Exercise description → Copy out each line containing "tulisi" from the entries below.

☆ ☆ ☆ ☆

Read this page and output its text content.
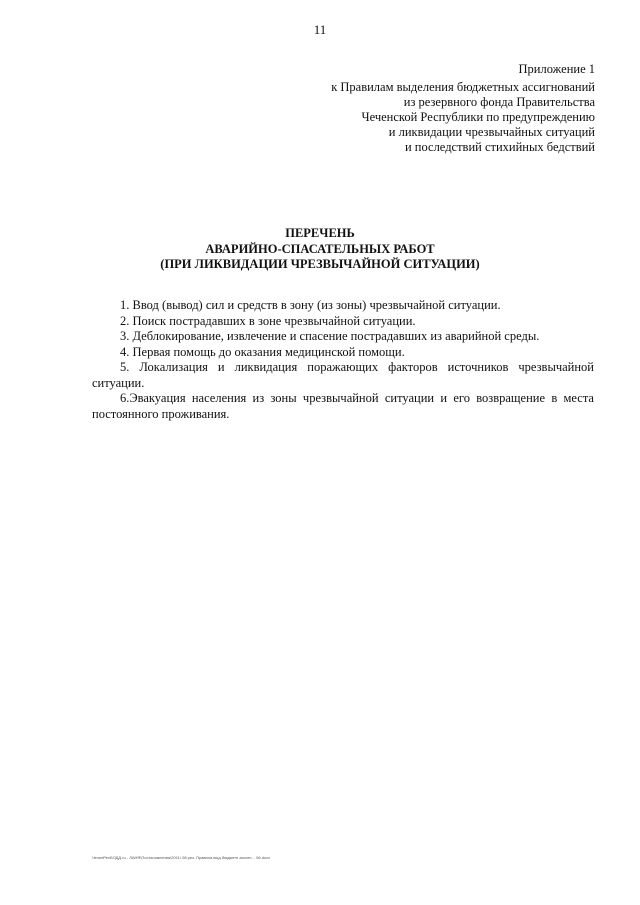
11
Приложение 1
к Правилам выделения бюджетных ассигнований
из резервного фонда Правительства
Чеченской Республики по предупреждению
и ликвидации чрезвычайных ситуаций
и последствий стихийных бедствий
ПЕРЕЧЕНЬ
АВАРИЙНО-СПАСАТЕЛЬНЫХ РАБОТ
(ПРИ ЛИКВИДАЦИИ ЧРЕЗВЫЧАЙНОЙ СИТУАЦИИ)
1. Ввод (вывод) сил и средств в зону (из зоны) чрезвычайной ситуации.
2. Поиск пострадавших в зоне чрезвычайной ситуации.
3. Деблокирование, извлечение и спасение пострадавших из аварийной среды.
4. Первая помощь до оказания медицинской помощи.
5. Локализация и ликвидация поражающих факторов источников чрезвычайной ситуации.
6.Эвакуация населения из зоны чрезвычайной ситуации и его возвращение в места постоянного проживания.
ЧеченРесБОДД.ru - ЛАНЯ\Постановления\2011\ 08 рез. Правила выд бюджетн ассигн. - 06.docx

☆ ☆ ☆ ☆

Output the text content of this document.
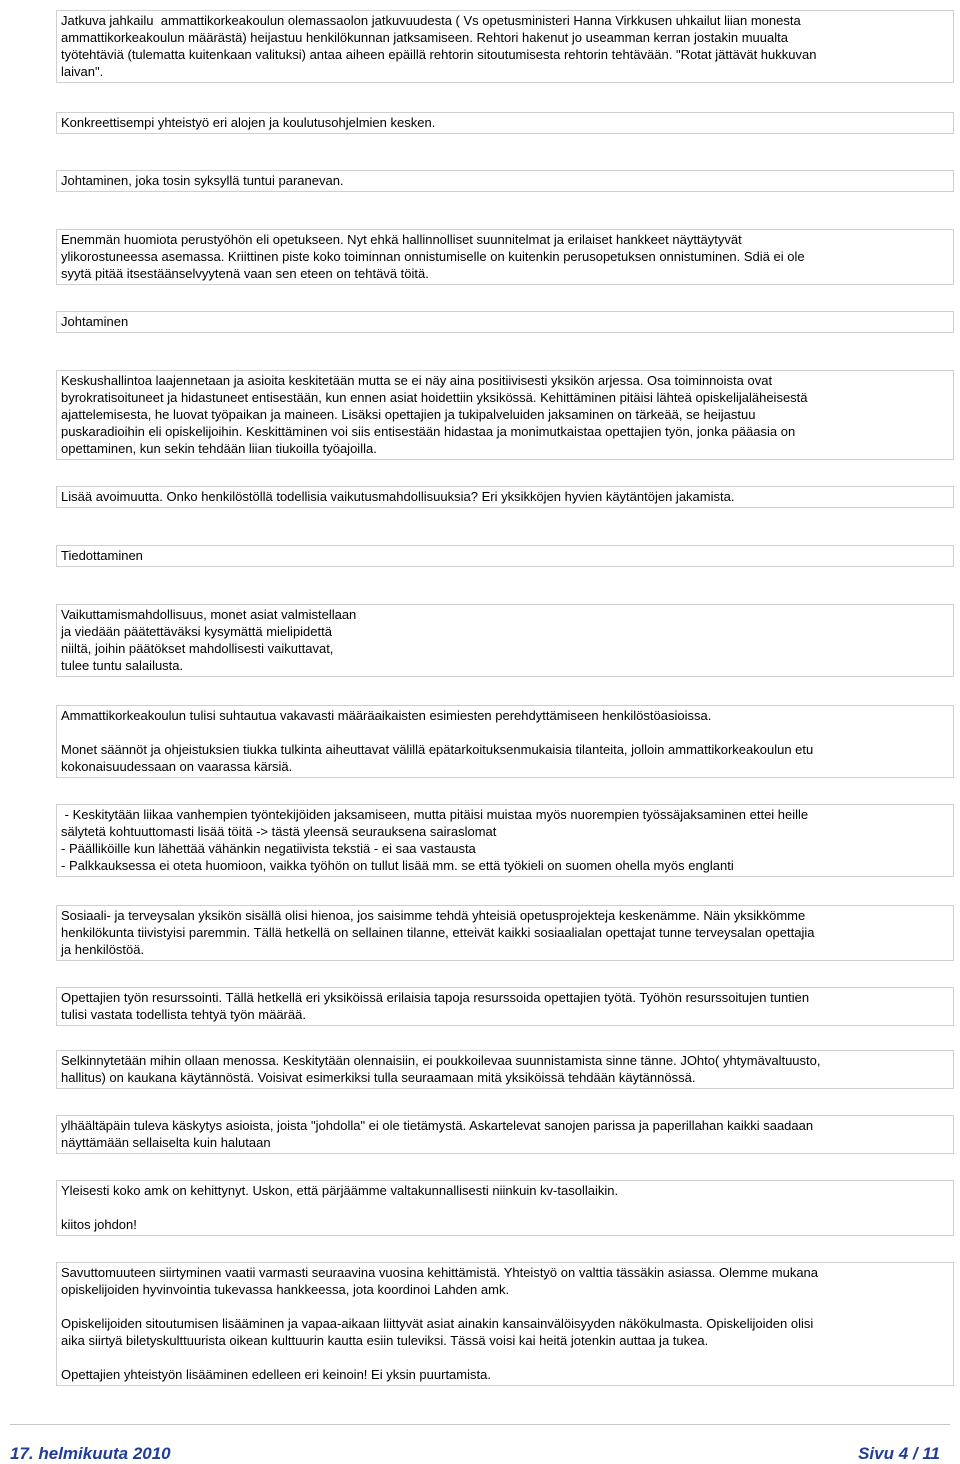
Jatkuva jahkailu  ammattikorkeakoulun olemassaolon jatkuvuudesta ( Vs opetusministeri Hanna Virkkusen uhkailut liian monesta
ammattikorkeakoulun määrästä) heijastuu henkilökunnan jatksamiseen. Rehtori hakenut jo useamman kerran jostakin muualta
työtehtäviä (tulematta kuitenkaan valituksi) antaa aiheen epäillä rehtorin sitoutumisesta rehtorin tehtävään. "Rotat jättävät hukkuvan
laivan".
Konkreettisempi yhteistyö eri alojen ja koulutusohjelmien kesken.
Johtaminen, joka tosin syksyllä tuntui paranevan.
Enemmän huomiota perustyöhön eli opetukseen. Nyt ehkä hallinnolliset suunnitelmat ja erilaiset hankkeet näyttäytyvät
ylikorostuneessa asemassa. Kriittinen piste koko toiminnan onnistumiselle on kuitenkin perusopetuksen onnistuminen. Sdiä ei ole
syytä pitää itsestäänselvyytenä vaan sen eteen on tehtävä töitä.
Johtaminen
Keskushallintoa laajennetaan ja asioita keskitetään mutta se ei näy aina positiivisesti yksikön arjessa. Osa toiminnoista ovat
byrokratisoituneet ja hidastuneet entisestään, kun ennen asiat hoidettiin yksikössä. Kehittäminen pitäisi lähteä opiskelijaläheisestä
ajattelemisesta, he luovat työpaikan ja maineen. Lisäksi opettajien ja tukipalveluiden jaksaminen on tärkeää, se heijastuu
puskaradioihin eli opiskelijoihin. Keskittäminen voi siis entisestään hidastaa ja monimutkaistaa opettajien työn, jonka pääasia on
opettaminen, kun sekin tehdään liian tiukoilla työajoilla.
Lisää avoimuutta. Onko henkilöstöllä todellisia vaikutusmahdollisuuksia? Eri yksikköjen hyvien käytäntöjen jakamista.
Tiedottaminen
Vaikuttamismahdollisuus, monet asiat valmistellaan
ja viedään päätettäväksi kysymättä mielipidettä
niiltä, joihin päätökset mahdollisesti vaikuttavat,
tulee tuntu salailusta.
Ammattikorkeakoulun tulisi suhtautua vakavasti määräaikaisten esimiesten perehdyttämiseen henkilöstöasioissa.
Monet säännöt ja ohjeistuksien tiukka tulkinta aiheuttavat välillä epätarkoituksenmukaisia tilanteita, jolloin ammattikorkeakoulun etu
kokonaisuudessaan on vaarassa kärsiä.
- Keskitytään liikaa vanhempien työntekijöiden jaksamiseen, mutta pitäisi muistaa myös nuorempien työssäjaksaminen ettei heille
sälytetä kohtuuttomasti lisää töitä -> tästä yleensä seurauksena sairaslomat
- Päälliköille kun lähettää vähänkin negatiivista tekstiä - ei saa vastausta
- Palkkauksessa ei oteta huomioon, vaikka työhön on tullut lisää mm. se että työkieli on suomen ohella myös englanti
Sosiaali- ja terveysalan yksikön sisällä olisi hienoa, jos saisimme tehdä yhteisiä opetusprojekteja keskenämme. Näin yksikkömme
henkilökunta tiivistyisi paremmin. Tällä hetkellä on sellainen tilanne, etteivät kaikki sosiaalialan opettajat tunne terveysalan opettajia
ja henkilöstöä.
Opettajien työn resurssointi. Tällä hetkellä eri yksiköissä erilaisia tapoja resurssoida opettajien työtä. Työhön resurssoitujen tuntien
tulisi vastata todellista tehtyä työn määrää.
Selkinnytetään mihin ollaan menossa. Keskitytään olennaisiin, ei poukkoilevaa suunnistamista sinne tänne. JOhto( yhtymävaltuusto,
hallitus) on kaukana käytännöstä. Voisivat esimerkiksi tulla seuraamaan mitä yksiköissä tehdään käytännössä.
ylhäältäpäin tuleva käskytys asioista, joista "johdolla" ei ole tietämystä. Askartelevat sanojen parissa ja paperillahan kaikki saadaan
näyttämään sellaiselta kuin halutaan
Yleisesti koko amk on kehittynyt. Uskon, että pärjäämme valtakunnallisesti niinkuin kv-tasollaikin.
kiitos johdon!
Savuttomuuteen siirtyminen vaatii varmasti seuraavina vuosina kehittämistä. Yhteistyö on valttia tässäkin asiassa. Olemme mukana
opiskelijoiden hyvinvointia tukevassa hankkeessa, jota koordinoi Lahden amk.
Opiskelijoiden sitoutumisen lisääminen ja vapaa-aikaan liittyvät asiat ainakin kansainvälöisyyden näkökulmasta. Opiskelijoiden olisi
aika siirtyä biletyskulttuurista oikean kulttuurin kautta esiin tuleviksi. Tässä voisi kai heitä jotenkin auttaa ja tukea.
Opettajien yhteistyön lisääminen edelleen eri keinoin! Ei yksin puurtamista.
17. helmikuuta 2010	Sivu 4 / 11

☆ ☆ ☆ ☆

Written answer →
Ammattikorkeakoulun tulisi suhtautua vakavasti määräaikaisten esimiesten perehdyttämiseen henkilöstöasioissa.
tulisi vastata todellista tehtyä työn määrää.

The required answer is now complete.